◆ WHAT IS ASKED ◆
Write each record again exactly as it stands.

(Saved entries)
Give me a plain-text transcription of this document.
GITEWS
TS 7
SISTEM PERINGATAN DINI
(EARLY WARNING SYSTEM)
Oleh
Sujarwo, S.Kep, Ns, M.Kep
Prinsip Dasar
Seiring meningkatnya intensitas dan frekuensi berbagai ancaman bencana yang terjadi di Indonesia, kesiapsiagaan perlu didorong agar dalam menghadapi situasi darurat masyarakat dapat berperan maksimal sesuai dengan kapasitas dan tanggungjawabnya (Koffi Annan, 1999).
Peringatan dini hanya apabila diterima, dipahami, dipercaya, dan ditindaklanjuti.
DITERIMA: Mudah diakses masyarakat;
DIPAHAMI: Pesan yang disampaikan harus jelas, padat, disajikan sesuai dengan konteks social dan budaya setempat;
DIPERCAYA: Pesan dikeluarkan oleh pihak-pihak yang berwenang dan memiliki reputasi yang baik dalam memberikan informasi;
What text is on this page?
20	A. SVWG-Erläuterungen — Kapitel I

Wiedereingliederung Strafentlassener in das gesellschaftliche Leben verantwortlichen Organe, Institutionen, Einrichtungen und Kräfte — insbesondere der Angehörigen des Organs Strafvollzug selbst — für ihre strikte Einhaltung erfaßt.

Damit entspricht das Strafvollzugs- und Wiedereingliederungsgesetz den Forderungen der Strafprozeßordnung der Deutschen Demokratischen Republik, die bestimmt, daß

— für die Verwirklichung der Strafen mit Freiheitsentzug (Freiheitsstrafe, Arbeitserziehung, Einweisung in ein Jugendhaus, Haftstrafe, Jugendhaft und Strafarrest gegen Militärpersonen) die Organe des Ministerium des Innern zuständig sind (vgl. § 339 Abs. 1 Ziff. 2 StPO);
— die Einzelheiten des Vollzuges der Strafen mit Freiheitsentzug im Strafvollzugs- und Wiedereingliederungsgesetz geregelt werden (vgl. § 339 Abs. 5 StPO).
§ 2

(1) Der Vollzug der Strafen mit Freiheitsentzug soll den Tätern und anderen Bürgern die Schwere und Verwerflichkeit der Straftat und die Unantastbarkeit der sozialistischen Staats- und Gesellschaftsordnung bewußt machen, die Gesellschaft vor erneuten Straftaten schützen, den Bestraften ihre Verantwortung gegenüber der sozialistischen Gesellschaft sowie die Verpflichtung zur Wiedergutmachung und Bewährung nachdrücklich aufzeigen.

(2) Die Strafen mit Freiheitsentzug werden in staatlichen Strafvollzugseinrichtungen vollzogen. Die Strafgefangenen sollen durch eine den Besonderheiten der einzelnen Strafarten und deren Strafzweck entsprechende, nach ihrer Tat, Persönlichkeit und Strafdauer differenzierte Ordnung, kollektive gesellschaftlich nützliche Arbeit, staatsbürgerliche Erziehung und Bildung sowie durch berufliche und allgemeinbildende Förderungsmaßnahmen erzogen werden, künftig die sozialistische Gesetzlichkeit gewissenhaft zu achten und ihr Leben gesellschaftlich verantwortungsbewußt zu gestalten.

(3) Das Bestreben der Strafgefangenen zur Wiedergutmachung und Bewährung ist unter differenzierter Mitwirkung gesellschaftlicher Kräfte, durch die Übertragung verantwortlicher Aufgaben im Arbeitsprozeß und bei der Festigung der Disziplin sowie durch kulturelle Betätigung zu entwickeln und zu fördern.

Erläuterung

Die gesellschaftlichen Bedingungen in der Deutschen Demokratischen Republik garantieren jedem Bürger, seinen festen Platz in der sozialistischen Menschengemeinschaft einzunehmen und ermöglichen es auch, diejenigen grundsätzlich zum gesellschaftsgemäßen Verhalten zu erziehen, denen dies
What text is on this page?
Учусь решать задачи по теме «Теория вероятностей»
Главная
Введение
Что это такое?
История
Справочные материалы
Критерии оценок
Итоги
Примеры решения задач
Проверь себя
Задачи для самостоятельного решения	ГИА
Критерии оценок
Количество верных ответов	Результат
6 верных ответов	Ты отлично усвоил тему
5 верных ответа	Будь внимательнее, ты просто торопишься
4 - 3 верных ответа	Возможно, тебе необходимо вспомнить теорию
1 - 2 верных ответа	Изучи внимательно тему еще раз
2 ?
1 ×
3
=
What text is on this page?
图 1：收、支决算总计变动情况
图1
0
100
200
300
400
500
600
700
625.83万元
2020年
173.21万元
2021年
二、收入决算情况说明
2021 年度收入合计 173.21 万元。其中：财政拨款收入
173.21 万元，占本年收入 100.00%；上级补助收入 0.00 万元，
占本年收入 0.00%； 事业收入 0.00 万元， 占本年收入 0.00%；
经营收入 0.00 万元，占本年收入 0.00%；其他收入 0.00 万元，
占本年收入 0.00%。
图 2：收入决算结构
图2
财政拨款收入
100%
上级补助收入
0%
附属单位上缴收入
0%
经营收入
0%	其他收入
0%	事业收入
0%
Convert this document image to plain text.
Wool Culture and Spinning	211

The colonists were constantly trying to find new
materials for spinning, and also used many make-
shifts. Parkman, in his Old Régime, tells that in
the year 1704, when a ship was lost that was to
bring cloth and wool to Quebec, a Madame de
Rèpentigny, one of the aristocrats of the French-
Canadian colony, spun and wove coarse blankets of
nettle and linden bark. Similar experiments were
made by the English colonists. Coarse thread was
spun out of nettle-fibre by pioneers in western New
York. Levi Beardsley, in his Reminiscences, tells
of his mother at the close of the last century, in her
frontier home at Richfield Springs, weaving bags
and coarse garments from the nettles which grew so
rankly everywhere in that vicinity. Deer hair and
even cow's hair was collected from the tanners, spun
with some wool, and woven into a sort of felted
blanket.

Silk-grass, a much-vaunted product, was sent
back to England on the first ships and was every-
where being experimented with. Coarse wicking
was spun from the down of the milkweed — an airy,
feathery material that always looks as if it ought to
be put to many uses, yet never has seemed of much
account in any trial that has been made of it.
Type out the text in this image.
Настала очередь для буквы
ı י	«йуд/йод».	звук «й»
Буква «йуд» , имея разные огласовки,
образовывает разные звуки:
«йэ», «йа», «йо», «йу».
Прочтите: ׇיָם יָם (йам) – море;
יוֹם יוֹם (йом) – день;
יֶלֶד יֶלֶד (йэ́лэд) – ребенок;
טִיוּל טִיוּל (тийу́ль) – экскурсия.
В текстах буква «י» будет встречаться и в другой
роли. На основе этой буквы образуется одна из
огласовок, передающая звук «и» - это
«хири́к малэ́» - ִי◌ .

◆ RESPONSE TO THE TASK ◆
Give me a plain-text transcription of this document.
GITEWS
TS 7
SISTEM PERINGATAN DINI
(EARLY WARNING SYSTEM)
Oleh
Sujarwo, S.Kep, Ns, M.Kep
Prinsip Dasar
Seiring meningkatnya intensitas dan frekuensi berbagai ancaman bencana yang terjadi di Indonesia, kesiapsiagaan perlu didorong agar dalam menghadapi situasi darurat masyarakat dapat berperan maksimal sesuai dengan kapasitas dan tanggungjawabnya (Koffi Annan, 1999).
Peringatan dini hanya apabila diterima, dipahami, dipercaya, dan ditindaklanjuti.
DITERIMA: Mudah diakses masyarakat;
DIPAHAMI: Pesan yang disampaikan harus jelas, padat, disajikan sesuai dengan konteks social dan budaya setempat;
DIPERCAYA: Pesan dikeluarkan oleh pihak-pihak yang berwenang dan memiliki reputasi yang baik dalam memberikan informasi;
What text is on this page?
20	A. SVWG-Erläuterungen — Kapitel I

Wiedereingliederung Strafentlassener in das gesellschaftliche Leben verantwortlichen Organe, Institutionen, Einrichtungen und Kräfte — insbesondere der Angehörigen des Organs Strafvollzug selbst — für ihre strikte Einhaltung erfaßt.

Damit entspricht das Strafvollzugs- und Wiedereingliederungsgesetz den Forderungen der Strafprozeßordnung der Deutschen Demokratischen Republik, die bestimmt, daß

— für die Verwirklichung der Strafen mit Freiheitsentzug (Freiheitsstrafe, Arbeitserziehung, Einweisung in ein Jugendhaus, Haftstrafe, Jugendhaft und Strafarrest gegen Militärpersonen) die Organe des Ministerium des Innern zuständig sind (vgl. § 339 Abs. 1 Ziff. 2 StPO);
— die Einzelheiten des Vollzuges der Strafen mit Freiheitsentzug im Strafvollzugs- und Wiedereingliederungsgesetz geregelt werden (vgl. § 339 Abs. 5 StPO).
§ 2

(1) Der Vollzug der Strafen mit Freiheitsentzug soll den Tätern und anderen Bürgern die Schwere und Verwerflichkeit der Straftat und die Unantastbarkeit der sozialistischen Staats- und Gesellschaftsordnung bewußt machen, die Gesellschaft vor erneuten Straftaten schützen, den Bestraften ihre Verantwortung gegenüber der sozialistischen Gesellschaft sowie die Verpflichtung zur Wiedergutmachung und Bewährung nachdrücklich aufzeigen.

(2) Die Strafen mit Freiheitsentzug werden in staatlichen Strafvollzugseinrichtungen vollzogen. Die Strafgefangenen sollen durch eine den Besonderheiten der einzelnen Strafarten und deren Strafzweck entsprechende, nach ihrer Tat, Persönlichkeit und Strafdauer differenzierte Ordnung, kollektive gesellschaftlich nützliche Arbeit, staatsbürgerliche Erziehung und Bildung sowie durch berufliche und allgemeinbildende Förderungsmaßnahmen erzogen werden, künftig die sozialistische Gesetzlichkeit gewissenhaft zu achten und ihr Leben gesellschaftlich verantwortungsbewußt zu gestalten.

(3) Das Bestreben der Strafgefangenen zur Wiedergutmachung und Bewährung ist unter differenzierter Mitwirkung gesellschaftlicher Kräfte, durch die Übertragung verantwortlicher Aufgaben im Arbeitsprozeß und bei der Festigung der Disziplin sowie durch kulturelle Betätigung zu entwickeln und zu fördern.

Erläuterung

Die gesellschaftlichen Bedingungen in der Deutschen Demokratischen Republik garantieren jedem Bürger, seinen festen Platz in der sozialistischen Menschengemeinschaft einzunehmen und ermöglichen es auch, diejenigen grundsätzlich zum gesellschaftsgemäßen Verhalten zu erziehen, denen dies
What text is on this page?
Учусь решать задачи по теме «Теория вероятностей»
Главная
Введение
Что это такое?
История
Справочные материалы
Критерии оценок
Итоги
Примеры решения задач
Проверь себя
Задачи для самостоятельного решения	ГИА
Критерии оценок
Количество верных ответов	Результат
6 верных ответов	Ты отлично усвоил тему
5 верных ответа	Будь внимательнее, ты просто торопишься
4 - 3 верных ответа	Возможно, тебе необходимо вспомнить теорию
1 - 2 верных ответа	Изучи внимательно тему еще раз
2 ?
1 ×
3
=
What text is on this page?
图 1：收、支决算总计变动情况
图1
0
100
200
300
400
500
600
700
625.83万元
2020年
173.21万元
2021年
二、收入决算情况说明
2021 年度收入合计 173.21 万元。其中：财政拨款收入
173.21 万元，占本年收入 100.00%；上级补助收入 0.00 万元，
占本年收入 0.00%； 事业收入 0.00 万元， 占本年收入 0.00%；
经营收入 0.00 万元，占本年收入 0.00%；其他收入 0.00 万元，
占本年收入 0.00%。
图 2：收入决算结构
图2
财政拨款收入
100%
上级补助收入
0%
附属单位上缴收入
0%
经营收入
0%	其他收入
0%	事业收入
0%
Convert this document image to plain text.
Wool Culture and Spinning	211

The colonists were constantly trying to find new
materials for spinning, and also used many make-
shifts. Parkman, in his Old Régime, tells that in
the year 1704, when a ship was lost that was to
bring cloth and wool to Quebec, a Madame de
Rèpentigny, one of the aristocrats of the French-
Canadian colony, spun and wove coarse blankets of
nettle and linden bark. Similar experiments were
made by the English colonists. Coarse thread was
spun out of nettle-fibre by pioneers in western New
York. Levi Beardsley, in his Reminiscences, tells
of his mother at the close of the last century, in her
frontier home at Richfield Springs, weaving bags
and coarse garments from the nettles which grew so
rankly everywhere in that vicinity. Deer hair and
even cow's hair was collected from the tanners, spun
with some wool, and woven into a sort of felted
blanket.

Silk-grass, a much-vaunted product, was sent
back to England on the first ships and was every-
where being experimented with. Coarse wicking
was spun from the down of the milkweed — an airy,
feathery material that always looks as if it ought to
be put to many uses, yet never has seemed of much
account in any trial that has been made of it.
Type out the text in this image.
Настала очередь для буквы
ı י	«йуд/йод».	звук «й»
Буква «йуд» , имея разные огласовки,
образовывает разные звуки:
«йэ», «йа», «йо», «йу».
Прочтите: ׇיָם יָם (йам) – море;
יוֹם יוֹם (йом) – день;
יֶלֶד יֶלֶד (йэ́лэд) – ребенок;
טִיוּל טִיוּל (тийу́ль) – экскурсия.
В текстах буква «י» будет встречаться и в другой
роли. На основе этой буквы образуется одна из
огласовок, передающая звук «и» - это
«хири́к малэ́» - ִי◌ .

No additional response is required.